--- START OF Data section ---

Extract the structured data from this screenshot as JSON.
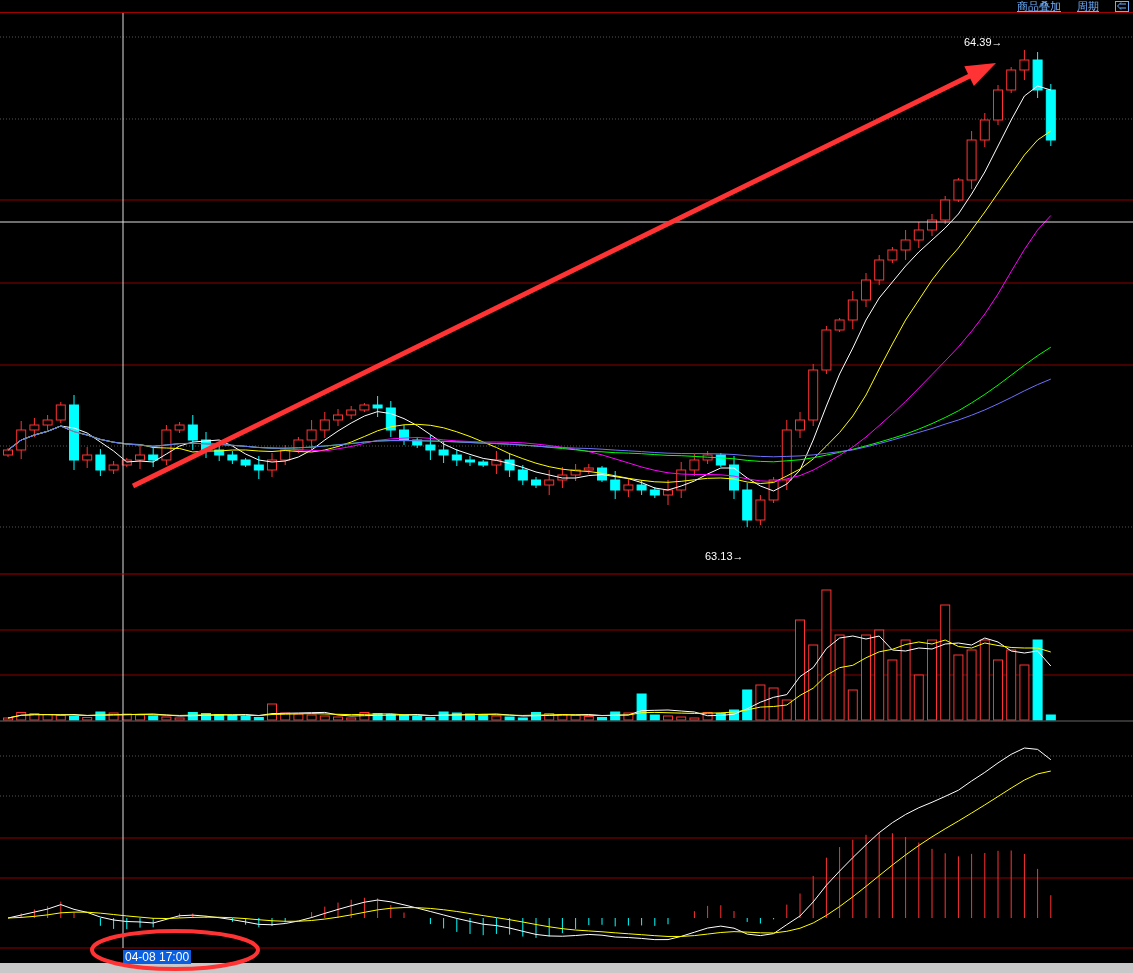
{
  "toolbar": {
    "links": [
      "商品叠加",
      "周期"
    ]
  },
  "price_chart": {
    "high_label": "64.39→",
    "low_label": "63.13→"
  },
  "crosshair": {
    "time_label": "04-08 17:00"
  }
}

--- END OF Data section ---

* **Set task**
Pictures stay out; reproduce every line of the records exactly.

* **Full solution**
Extract the structured data from this screenshot as JSON.
{
  "toolbar": {
    "links": [
      "商品叠加",
      "周期"
    ]
  },
  "price_chart": {
    "high_label": "64.39→",
    "low_label": "63.13→"
  },
  "crosshair": {
    "time_label": "04-08 17:00"
  }
}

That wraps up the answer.